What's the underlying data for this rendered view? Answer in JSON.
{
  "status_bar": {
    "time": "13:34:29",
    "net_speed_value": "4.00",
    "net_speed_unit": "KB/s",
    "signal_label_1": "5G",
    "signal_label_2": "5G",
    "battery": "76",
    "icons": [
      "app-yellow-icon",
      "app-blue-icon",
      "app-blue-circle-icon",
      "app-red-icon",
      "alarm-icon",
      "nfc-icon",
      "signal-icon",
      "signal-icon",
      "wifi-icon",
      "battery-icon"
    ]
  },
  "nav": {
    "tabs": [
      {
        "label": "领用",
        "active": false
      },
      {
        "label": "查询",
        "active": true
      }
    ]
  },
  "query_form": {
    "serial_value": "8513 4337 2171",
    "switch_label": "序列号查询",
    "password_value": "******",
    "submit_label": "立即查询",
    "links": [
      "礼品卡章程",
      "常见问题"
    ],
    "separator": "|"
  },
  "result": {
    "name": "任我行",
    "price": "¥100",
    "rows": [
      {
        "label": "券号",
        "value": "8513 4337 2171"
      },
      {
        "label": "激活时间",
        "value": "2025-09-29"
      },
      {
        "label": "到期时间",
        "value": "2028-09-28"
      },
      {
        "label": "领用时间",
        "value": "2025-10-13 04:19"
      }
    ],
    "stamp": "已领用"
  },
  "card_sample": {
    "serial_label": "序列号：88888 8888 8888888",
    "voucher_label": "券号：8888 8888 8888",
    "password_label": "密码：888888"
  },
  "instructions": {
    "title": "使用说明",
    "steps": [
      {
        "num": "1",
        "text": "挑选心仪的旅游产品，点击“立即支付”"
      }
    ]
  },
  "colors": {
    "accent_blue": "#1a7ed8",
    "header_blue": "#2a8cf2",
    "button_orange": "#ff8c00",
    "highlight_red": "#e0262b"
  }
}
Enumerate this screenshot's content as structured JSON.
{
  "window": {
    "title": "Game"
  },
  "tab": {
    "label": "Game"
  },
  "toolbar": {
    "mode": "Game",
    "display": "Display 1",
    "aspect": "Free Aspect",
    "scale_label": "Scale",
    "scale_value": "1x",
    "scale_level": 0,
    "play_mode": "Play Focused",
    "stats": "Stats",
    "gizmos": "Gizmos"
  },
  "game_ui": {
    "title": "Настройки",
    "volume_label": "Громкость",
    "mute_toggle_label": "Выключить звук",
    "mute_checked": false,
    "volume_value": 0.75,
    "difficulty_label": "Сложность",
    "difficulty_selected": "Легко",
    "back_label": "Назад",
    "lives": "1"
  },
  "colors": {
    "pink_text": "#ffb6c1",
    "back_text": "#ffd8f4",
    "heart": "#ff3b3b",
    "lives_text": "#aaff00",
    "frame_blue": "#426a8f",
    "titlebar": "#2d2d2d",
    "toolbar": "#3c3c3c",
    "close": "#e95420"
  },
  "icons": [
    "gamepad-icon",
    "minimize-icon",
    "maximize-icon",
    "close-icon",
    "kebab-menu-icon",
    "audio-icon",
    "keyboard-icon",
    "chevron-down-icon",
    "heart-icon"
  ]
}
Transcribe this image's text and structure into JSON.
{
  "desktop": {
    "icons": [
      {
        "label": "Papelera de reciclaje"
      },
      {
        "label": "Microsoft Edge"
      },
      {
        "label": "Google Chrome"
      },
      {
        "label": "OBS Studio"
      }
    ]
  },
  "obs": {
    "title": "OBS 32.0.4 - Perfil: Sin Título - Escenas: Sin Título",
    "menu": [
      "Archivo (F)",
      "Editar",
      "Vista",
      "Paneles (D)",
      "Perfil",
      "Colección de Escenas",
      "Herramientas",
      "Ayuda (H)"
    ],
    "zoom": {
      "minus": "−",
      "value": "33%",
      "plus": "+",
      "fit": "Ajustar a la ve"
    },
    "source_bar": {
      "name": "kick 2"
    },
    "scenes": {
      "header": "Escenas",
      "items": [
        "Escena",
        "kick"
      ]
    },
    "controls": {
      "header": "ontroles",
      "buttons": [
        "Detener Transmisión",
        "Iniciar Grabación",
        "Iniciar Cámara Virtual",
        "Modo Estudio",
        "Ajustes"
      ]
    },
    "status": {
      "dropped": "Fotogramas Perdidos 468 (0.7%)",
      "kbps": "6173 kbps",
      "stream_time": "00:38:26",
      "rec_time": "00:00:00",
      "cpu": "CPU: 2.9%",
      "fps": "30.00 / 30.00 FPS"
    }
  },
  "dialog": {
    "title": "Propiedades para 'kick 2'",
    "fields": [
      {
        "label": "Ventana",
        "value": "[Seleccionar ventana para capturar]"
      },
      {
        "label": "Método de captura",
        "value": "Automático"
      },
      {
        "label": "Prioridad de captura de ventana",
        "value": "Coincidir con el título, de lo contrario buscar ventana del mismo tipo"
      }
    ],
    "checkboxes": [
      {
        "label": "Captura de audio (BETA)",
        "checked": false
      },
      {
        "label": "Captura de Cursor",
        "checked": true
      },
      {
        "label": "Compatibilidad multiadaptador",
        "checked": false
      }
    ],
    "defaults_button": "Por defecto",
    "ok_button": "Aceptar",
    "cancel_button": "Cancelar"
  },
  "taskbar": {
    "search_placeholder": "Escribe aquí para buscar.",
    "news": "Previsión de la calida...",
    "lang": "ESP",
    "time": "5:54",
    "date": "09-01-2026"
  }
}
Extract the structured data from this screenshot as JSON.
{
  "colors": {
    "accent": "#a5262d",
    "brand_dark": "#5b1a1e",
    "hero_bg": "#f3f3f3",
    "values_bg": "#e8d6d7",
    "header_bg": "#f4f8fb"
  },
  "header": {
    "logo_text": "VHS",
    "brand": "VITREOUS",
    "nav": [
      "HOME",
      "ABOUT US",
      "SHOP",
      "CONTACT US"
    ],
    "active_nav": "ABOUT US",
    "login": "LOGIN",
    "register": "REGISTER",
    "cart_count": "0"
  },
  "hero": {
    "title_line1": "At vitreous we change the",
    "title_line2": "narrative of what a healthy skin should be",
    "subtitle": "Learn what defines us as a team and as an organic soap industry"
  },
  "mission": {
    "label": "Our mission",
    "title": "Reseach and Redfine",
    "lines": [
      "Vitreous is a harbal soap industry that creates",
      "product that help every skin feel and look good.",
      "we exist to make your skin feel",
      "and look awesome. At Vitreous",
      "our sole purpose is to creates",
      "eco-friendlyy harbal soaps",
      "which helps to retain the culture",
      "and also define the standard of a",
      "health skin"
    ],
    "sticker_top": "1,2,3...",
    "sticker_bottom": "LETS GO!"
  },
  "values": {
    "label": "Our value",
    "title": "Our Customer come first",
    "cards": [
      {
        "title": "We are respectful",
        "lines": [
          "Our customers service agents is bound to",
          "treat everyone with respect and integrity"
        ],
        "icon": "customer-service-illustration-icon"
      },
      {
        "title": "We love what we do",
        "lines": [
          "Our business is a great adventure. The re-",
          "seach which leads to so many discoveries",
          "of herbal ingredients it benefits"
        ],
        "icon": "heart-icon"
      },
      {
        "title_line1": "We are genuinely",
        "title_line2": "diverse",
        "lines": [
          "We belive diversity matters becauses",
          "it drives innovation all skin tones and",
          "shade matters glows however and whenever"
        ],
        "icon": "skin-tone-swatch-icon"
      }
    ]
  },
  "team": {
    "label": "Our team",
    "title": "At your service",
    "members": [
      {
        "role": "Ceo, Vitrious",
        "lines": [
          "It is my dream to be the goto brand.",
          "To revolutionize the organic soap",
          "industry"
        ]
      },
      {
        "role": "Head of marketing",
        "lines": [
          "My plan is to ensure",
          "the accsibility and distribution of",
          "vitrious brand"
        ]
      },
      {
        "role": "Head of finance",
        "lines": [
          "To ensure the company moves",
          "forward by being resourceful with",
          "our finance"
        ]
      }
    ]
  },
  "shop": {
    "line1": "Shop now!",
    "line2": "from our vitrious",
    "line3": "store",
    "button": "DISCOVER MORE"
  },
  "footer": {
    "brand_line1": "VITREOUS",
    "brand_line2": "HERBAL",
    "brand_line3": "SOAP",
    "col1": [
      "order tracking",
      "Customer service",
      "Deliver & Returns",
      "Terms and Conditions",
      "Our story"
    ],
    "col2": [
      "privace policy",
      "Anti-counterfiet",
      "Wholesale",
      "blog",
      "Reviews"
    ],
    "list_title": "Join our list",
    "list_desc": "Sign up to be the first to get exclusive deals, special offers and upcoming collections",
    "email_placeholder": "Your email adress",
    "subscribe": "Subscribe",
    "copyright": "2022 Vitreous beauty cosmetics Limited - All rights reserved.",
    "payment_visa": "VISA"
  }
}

:::

# [Stated exercise]
From the entries above, extract every line where the word "kick" appears.

# [Output]
      "name": "kick 2"
        "kick"
    "title": "Propiedades para 'kick 2'",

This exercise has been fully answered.